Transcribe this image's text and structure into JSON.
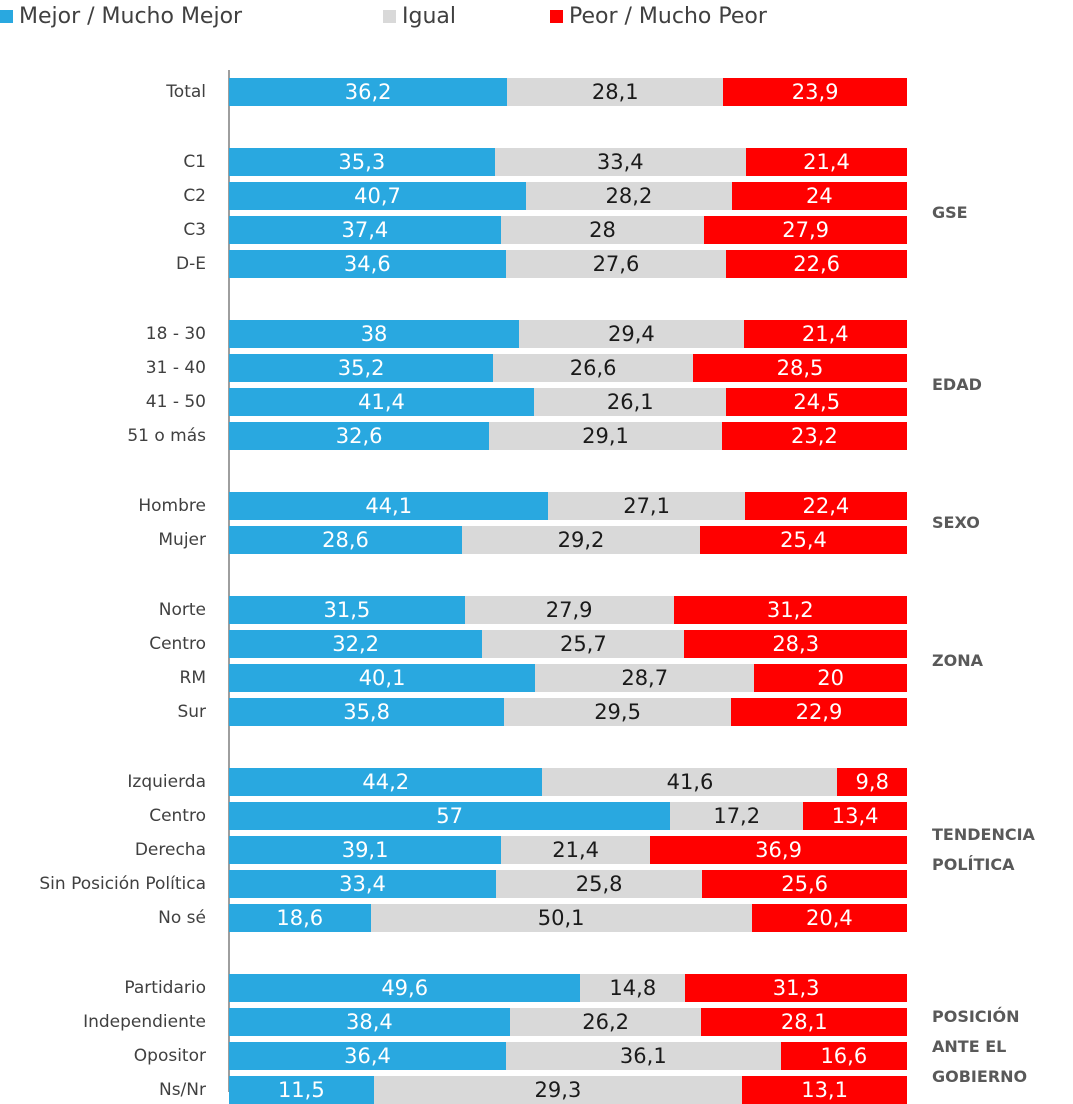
{
  "chart_data": {
    "type": "bar",
    "orientation": "horizontal",
    "stacked": true,
    "legend_position": "top",
    "series": [
      {
        "name": "Mejor / Mucho Mejor",
        "color": "#29a8e0"
      },
      {
        "name": "Igual",
        "color": "#d9d9d9"
      },
      {
        "name": "Peor / Mucho Peor",
        "color": "#ff0000"
      }
    ],
    "groups": [
      {
        "label": "",
        "rows": [
          {
            "category": "Total",
            "values": [
              "36,2",
              "28,1",
              "23,9"
            ]
          }
        ]
      },
      {
        "label": "GSE",
        "rows": [
          {
            "category": "C1",
            "values": [
              "35,3",
              "33,4",
              "21,4"
            ]
          },
          {
            "category": "C2",
            "values": [
              "40,7",
              "28,2",
              "24"
            ]
          },
          {
            "category": "C3",
            "values": [
              "37,4",
              "28",
              "27,9"
            ]
          },
          {
            "category": "D-E",
            "values": [
              "34,6",
              "27,6",
              "22,6"
            ]
          }
        ]
      },
      {
        "label": "EDAD",
        "rows": [
          {
            "category": "18 - 30",
            "values": [
              "38",
              "29,4",
              "21,4"
            ]
          },
          {
            "category": "31 - 40",
            "values": [
              "35,2",
              "26,6",
              "28,5"
            ]
          },
          {
            "category": "41 - 50",
            "values": [
              "41,4",
              "26,1",
              "24,5"
            ]
          },
          {
            "category": "51 o más",
            "values": [
              "32,6",
              "29,1",
              "23,2"
            ]
          }
        ]
      },
      {
        "label": "SEXO",
        "rows": [
          {
            "category": "Hombre",
            "values": [
              "44,1",
              "27,1",
              "22,4"
            ]
          },
          {
            "category": "Mujer",
            "values": [
              "28,6",
              "29,2",
              "25,4"
            ]
          }
        ]
      },
      {
        "label": "ZONA",
        "rows": [
          {
            "category": "Norte",
            "values": [
              "31,5",
              "27,9",
              "31,2"
            ]
          },
          {
            "category": "Centro",
            "values": [
              "32,2",
              "25,7",
              "28,3"
            ]
          },
          {
            "category": "RM",
            "values": [
              "40,1",
              "28,7",
              "20"
            ]
          },
          {
            "category": "Sur",
            "values": [
              "35,8",
              "29,5",
              "22,9"
            ]
          }
        ]
      },
      {
        "label": "TENDENCIA POLÍTICA",
        "rows": [
          {
            "category": "Izquierda",
            "values": [
              "44,2",
              "41,6",
              "9,8"
            ]
          },
          {
            "category": "Centro",
            "values": [
              "57",
              "17,2",
              "13,4"
            ]
          },
          {
            "category": "Derecha",
            "values": [
              "39,1",
              "21,4",
              "36,9"
            ]
          },
          {
            "category": "Sin Posición Política",
            "values": [
              "33,4",
              "25,8",
              "25,6"
            ]
          },
          {
            "category": "No sé",
            "values": [
              "18,6",
              "50,1",
              "20,4"
            ]
          }
        ]
      },
      {
        "label": "POSICIÓN ANTE EL GOBIERNO",
        "rows": [
          {
            "category": "Partidario",
            "values": [
              "49,6",
              "14,8",
              "31,3"
            ]
          },
          {
            "category": "Independiente",
            "values": [
              "38,4",
              "26,2",
              "28,1"
            ]
          },
          {
            "category": "Opositor",
            "values": [
              "36,4",
              "36,1",
              "16,6"
            ]
          },
          {
            "category": "Ns/Nr",
            "values": [
              "11,5",
              "29,3",
              "13,1"
            ]
          }
        ]
      }
    ]
  }
}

######

▶ _Set exercise_: Without including any picture, retype the entries exactly.

▶ _Reply to the exercise_:
Transcribe this image's text and structure into JSON.
{
  "chart_data": {
    "type": "bar",
    "orientation": "horizontal",
    "stacked": true,
    "legend_position": "top",
    "series": [
      {
        "name": "Mejor / Mucho Mejor",
        "color": "#29a8e0"
      },
      {
        "name": "Igual",
        "color": "#d9d9d9"
      },
      {
        "name": "Peor / Mucho Peor",
        "color": "#ff0000"
      }
    ],
    "groups": [
      {
        "label": "",
        "rows": [
          {
            "category": "Total",
            "values": [
              "36,2",
              "28,1",
              "23,9"
            ]
          }
        ]
      },
      {
        "label": "GSE",
        "rows": [
          {
            "category": "C1",
            "values": [
              "35,3",
              "33,4",
              "21,4"
            ]
          },
          {
            "category": "C2",
            "values": [
              "40,7",
              "28,2",
              "24"
            ]
          },
          {
            "category": "C3",
            "values": [
              "37,4",
              "28",
              "27,9"
            ]
          },
          {
            "category": "D-E",
            "values": [
              "34,6",
              "27,6",
              "22,6"
            ]
          }
        ]
      },
      {
        "label": "EDAD",
        "rows": [
          {
            "category": "18 - 30",
            "values": [
              "38",
              "29,4",
              "21,4"
            ]
          },
          {
            "category": "31 - 40",
            "values": [
              "35,2",
              "26,6",
              "28,5"
            ]
          },
          {
            "category": "41 - 50",
            "values": [
              "41,4",
              "26,1",
              "24,5"
            ]
          },
          {
            "category": "51 o más",
            "values": [
              "32,6",
              "29,1",
              "23,2"
            ]
          }
        ]
      },
      {
        "label": "SEXO",
        "rows": [
          {
            "category": "Hombre",
            "values": [
              "44,1",
              "27,1",
              "22,4"
            ]
          },
          {
            "category": "Mujer",
            "values": [
              "28,6",
              "29,2",
              "25,4"
            ]
          }
        ]
      },
      {
        "label": "ZONA",
        "rows": [
          {
            "category": "Norte",
            "values": [
              "31,5",
              "27,9",
              "31,2"
            ]
          },
          {
            "category": "Centro",
            "values": [
              "32,2",
              "25,7",
              "28,3"
            ]
          },
          {
            "category": "RM",
            "values": [
              "40,1",
              "28,7",
              "20"
            ]
          },
          {
            "category": "Sur",
            "values": [
              "35,8",
              "29,5",
              "22,9"
            ]
          }
        ]
      },
      {
        "label": "TENDENCIA POLÍTICA",
        "rows": [
          {
            "category": "Izquierda",
            "values": [
              "44,2",
              "41,6",
              "9,8"
            ]
          },
          {
            "category": "Centro",
            "values": [
              "57",
              "17,2",
              "13,4"
            ]
          },
          {
            "category": "Derecha",
            "values": [
              "39,1",
              "21,4",
              "36,9"
            ]
          },
          {
            "category": "Sin Posición Política",
            "values": [
              "33,4",
              "25,8",
              "25,6"
            ]
          },
          {
            "category": "No sé",
            "values": [
              "18,6",
              "50,1",
              "20,4"
            ]
          }
        ]
      },
      {
        "label": "POSICIÓN ANTE EL GOBIERNO",
        "rows": [
          {
            "category": "Partidario",
            "values": [
              "49,6",
              "14,8",
              "31,3"
            ]
          },
          {
            "category": "Independiente",
            "values": [
              "38,4",
              "26,2",
              "28,1"
            ]
          },
          {
            "category": "Opositor",
            "values": [
              "36,4",
              "36,1",
              "16,6"
            ]
          },
          {
            "category": "Ns/Nr",
            "values": [
              "11,5",
              "29,3",
              "13,1"
            ]
          }
        ]
      }
    ]
  }
}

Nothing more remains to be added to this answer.